WORK TO COMPLETE ::
Copy out the following data line for line, keeping every entry as it appears.

---

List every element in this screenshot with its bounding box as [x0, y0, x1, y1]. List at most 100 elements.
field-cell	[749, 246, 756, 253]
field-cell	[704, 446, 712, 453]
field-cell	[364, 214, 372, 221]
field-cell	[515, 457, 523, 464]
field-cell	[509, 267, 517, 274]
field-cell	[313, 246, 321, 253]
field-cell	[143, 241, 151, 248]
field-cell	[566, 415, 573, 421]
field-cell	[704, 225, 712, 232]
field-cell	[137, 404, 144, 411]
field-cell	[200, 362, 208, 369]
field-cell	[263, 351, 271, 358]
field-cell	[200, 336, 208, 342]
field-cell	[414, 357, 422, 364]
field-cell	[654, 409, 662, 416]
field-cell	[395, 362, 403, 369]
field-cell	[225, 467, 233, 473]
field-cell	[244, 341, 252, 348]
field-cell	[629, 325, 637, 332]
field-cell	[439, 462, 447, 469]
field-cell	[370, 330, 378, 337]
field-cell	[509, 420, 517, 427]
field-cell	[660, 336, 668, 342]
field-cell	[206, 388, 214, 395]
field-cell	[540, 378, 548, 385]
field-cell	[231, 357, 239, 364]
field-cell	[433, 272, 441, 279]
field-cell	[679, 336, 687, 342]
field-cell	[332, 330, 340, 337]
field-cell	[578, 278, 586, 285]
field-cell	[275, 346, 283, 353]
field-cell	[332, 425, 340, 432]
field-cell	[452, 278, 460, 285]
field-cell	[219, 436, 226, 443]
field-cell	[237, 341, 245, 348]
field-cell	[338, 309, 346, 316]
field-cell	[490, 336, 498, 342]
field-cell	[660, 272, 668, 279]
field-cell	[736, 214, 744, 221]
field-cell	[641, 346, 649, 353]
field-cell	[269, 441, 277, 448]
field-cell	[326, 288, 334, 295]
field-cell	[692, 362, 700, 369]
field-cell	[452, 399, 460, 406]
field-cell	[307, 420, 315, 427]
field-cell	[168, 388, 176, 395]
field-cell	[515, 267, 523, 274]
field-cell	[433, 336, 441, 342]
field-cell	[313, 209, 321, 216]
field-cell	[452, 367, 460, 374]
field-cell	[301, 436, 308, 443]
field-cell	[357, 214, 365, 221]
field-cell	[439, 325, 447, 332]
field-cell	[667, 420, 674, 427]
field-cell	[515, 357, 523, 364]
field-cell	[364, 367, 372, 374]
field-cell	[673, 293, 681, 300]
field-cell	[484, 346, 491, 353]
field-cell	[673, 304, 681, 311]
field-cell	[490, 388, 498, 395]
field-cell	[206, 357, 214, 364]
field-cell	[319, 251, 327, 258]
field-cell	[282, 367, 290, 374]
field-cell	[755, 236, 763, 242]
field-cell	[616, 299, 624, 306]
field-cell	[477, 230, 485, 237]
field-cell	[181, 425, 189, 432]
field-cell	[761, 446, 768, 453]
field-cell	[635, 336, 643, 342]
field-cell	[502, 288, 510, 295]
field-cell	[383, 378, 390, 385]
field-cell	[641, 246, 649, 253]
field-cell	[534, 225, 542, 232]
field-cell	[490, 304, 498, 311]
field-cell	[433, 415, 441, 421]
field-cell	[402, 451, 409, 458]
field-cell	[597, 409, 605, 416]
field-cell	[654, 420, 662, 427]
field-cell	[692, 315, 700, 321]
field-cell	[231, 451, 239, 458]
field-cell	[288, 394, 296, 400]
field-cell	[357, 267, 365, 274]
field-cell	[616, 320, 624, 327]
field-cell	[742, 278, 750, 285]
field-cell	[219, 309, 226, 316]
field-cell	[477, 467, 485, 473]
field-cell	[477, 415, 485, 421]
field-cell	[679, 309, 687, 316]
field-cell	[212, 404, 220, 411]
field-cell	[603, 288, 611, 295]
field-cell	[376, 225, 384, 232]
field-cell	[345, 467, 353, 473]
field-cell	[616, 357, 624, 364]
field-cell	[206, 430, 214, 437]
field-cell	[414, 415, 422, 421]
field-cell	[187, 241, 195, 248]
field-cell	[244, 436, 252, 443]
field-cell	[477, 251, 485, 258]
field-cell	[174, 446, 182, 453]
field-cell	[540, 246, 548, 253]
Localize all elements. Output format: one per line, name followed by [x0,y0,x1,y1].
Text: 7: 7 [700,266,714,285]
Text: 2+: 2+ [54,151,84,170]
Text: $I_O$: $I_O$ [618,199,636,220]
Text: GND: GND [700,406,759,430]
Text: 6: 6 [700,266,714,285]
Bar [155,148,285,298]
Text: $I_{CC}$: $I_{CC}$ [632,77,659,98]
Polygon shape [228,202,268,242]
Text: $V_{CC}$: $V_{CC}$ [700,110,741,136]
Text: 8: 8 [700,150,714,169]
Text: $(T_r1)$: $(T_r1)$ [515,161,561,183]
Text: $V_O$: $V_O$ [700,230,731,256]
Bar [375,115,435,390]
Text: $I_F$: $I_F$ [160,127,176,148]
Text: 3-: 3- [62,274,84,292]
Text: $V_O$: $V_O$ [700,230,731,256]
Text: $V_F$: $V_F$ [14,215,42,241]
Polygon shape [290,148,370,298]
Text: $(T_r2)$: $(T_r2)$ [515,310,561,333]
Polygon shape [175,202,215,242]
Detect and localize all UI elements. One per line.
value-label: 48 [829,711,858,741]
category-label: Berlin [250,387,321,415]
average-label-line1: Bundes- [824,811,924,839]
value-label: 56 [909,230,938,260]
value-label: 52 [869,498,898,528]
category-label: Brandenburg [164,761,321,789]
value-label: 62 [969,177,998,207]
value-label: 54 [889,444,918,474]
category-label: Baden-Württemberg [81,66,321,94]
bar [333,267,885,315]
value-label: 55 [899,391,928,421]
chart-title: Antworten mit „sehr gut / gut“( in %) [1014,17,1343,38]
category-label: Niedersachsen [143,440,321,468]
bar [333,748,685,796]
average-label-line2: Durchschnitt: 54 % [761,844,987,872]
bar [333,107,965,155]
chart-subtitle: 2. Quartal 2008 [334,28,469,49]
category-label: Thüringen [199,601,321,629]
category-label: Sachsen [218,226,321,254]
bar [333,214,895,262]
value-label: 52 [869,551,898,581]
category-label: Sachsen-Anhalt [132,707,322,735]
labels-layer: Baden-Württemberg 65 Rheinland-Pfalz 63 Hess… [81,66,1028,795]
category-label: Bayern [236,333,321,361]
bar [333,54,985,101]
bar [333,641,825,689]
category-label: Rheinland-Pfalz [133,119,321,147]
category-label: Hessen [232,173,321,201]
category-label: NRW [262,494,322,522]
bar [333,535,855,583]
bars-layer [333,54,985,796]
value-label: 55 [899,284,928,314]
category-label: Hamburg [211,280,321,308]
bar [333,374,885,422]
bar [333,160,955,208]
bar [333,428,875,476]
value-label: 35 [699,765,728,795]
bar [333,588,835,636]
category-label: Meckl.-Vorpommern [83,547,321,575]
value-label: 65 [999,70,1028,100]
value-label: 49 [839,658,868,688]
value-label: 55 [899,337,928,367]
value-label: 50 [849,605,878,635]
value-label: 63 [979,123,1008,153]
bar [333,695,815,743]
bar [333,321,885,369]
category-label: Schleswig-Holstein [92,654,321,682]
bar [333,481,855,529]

---

OUTPUT FOR THIS TASK ::
List every element in this screenshot with its bounding box as [x0, y0, x1, y1]. List at most 100 elements.
field-cell	[749, 246, 756, 253]
field-cell	[704, 446, 712, 453]
field-cell	[364, 214, 372, 221]
field-cell	[515, 457, 523, 464]
field-cell	[509, 267, 517, 274]
field-cell	[313, 246, 321, 253]
field-cell	[143, 241, 151, 248]
field-cell	[566, 415, 573, 421]
field-cell	[704, 225, 712, 232]
field-cell	[137, 404, 144, 411]
field-cell	[200, 362, 208, 369]
field-cell	[263, 351, 271, 358]
field-cell	[200, 336, 208, 342]
field-cell	[414, 357, 422, 364]
field-cell	[654, 409, 662, 416]
field-cell	[395, 362, 403, 369]
field-cell	[225, 467, 233, 473]
field-cell	[244, 341, 252, 348]
field-cell	[629, 325, 637, 332]
field-cell	[439, 462, 447, 469]
field-cell	[370, 330, 378, 337]
field-cell	[509, 420, 517, 427]
field-cell	[660, 336, 668, 342]
field-cell	[206, 388, 214, 395]
field-cell	[540, 378, 548, 385]
field-cell	[231, 357, 239, 364]
field-cell	[433, 272, 441, 279]
field-cell	[679, 336, 687, 342]
field-cell	[332, 330, 340, 337]
field-cell	[578, 278, 586, 285]
field-cell	[275, 346, 283, 353]
field-cell	[332, 425, 340, 432]
field-cell	[452, 278, 460, 285]
field-cell	[219, 436, 226, 443]
field-cell	[237, 341, 245, 348]
field-cell	[338, 309, 346, 316]
field-cell	[490, 336, 498, 342]
field-cell	[660, 272, 668, 279]
field-cell	[736, 214, 744, 221]
field-cell	[641, 346, 649, 353]
field-cell	[269, 441, 277, 448]
field-cell	[326, 288, 334, 295]
field-cell	[692, 362, 700, 369]
field-cell	[452, 399, 460, 406]
field-cell	[307, 420, 315, 427]
field-cell	[168, 388, 176, 395]
field-cell	[515, 267, 523, 274]
field-cell	[433, 336, 441, 342]
field-cell	[313, 209, 321, 216]
field-cell	[452, 367, 460, 374]
field-cell	[301, 436, 308, 443]
field-cell	[357, 214, 365, 221]
field-cell	[439, 325, 447, 332]
field-cell	[667, 420, 674, 427]
field-cell	[515, 357, 523, 364]
field-cell	[364, 367, 372, 374]
field-cell	[673, 293, 681, 300]
field-cell	[484, 346, 491, 353]
field-cell	[673, 304, 681, 311]
field-cell	[490, 388, 498, 395]
field-cell	[206, 357, 214, 364]
field-cell	[319, 251, 327, 258]
field-cell	[282, 367, 290, 374]
field-cell	[755, 236, 763, 242]
field-cell	[616, 299, 624, 306]
field-cell	[477, 230, 485, 237]
field-cell	[181, 425, 189, 432]
field-cell	[761, 446, 768, 453]
field-cell	[635, 336, 643, 342]
field-cell	[502, 288, 510, 295]
field-cell	[383, 378, 390, 385]
field-cell	[641, 246, 649, 253]
field-cell	[534, 225, 542, 232]
field-cell	[490, 304, 498, 311]
field-cell	[433, 415, 441, 421]
field-cell	[402, 451, 409, 458]
field-cell	[597, 409, 605, 416]
field-cell	[654, 420, 662, 427]
field-cell	[692, 315, 700, 321]
field-cell	[231, 451, 239, 458]
field-cell	[288, 394, 296, 400]
field-cell	[357, 267, 365, 274]
field-cell	[616, 320, 624, 327]
field-cell	[742, 278, 750, 285]
field-cell	[219, 309, 226, 316]
field-cell	[477, 467, 485, 473]
field-cell	[477, 415, 485, 421]
field-cell	[679, 309, 687, 316]
field-cell	[212, 404, 220, 411]
field-cell	[603, 288, 611, 295]
field-cell	[376, 225, 384, 232]
field-cell	[345, 467, 353, 473]
field-cell	[616, 357, 624, 364]
field-cell	[206, 430, 214, 437]
field-cell	[414, 415, 422, 421]
field-cell	[187, 241, 195, 248]
field-cell	[244, 436, 252, 443]
field-cell	[477, 251, 485, 258]
field-cell	[174, 446, 182, 453]
field-cell	[540, 246, 548, 253]
Localize all elements. Output format: one per line, name followed by [x0,y0,x1,y1].
Text: 7: 7 [700,266,714,285]
Text: 2+: 2+ [54,151,84,170]
Text: $I_O$: $I_O$ [618,199,636,220]
Text: GND: GND [700,406,759,430]
Text: 6: 6 [700,266,714,285]
Bar [155,148,285,298]
Text: $I_{CC}$: $I_{CC}$ [632,77,659,98]
Polygon shape [228,202,268,242]
Text: $V_{CC}$: $V_{CC}$ [700,110,741,136]
Text: 8: 8 [700,150,714,169]
Text: $(T_r1)$: $(T_r1)$ [515,161,561,183]
Text: $V_O$: $V_O$ [700,230,731,256]
Bar [375,115,435,390]
Text: $I_F$: $I_F$ [160,127,176,148]
Text: 3-: 3- [62,274,84,292]
Text: $V_O$: $V_O$ [700,230,731,256]
Text: $V_F$: $V_F$ [14,215,42,241]
Polygon shape [290,148,370,298]
Text: $(T_r2)$: $(T_r2)$ [515,310,561,333]
Polygon shape [175,202,215,242]
Detect and localize all UI elements. One per line.
value-label: 48 [829,711,858,741]
category-label: Berlin [250,387,321,415]
average-label-line1: Bundes- [824,811,924,839]
value-label: 56 [909,230,938,260]
value-label: 52 [869,498,898,528]
category-label: Brandenburg [164,761,321,789]
value-label: 62 [969,177,998,207]
value-label: 54 [889,444,918,474]
category-label: Baden-Württemberg [81,66,321,94]
bar [333,267,885,315]
value-label: 55 [899,391,928,421]
chart-title: Antworten mit „sehr gut / gut“( in %) [1014,17,1343,38]
category-label: Niedersachsen [143,440,321,468]
bar [333,748,685,796]
average-label-line2: Durchschnitt: 54 % [761,844,987,872]
bar [333,107,965,155]
chart-subtitle: 2. Quartal 2008 [334,28,469,49]
category-label: Thüringen [199,601,321,629]
category-label: Sachsen [218,226,321,254]
bar [333,214,895,262]
value-label: 52 [869,551,898,581]
category-label: Sachsen-Anhalt [132,707,322,735]
labels-layer: Baden-Württemberg 65 Rheinland-Pfalz 63 Hess… [81,66,1028,795]
category-label: Bayern [236,333,321,361]
bar [333,54,985,101]
bar [333,641,825,689]
category-label: Rheinland-Pfalz [133,119,321,147]
category-label: Hessen [232,173,321,201]
category-label: NRW [262,494,322,522]
bar [333,535,855,583]
bars-layer [333,54,985,796]
value-label: 55 [899,284,928,314]
category-label: Hamburg [211,280,321,308]
bar [333,374,885,422]
bar [333,160,955,208]
bar [333,428,875,476]
value-label: 35 [699,765,728,795]
bar [333,588,835,636]
category-label: Meckl.-Vorpommern [83,547,321,575]
value-label: 65 [999,70,1028,100]
value-label: 49 [839,658,868,688]
value-label: 55 [899,337,928,367]
value-label: 50 [849,605,878,635]
value-label: 63 [979,123,1008,153]
bar [333,695,815,743]
bar [333,321,885,369]
category-label: Schleswig-Holstein [92,654,321,682]
bar [333,481,855,529]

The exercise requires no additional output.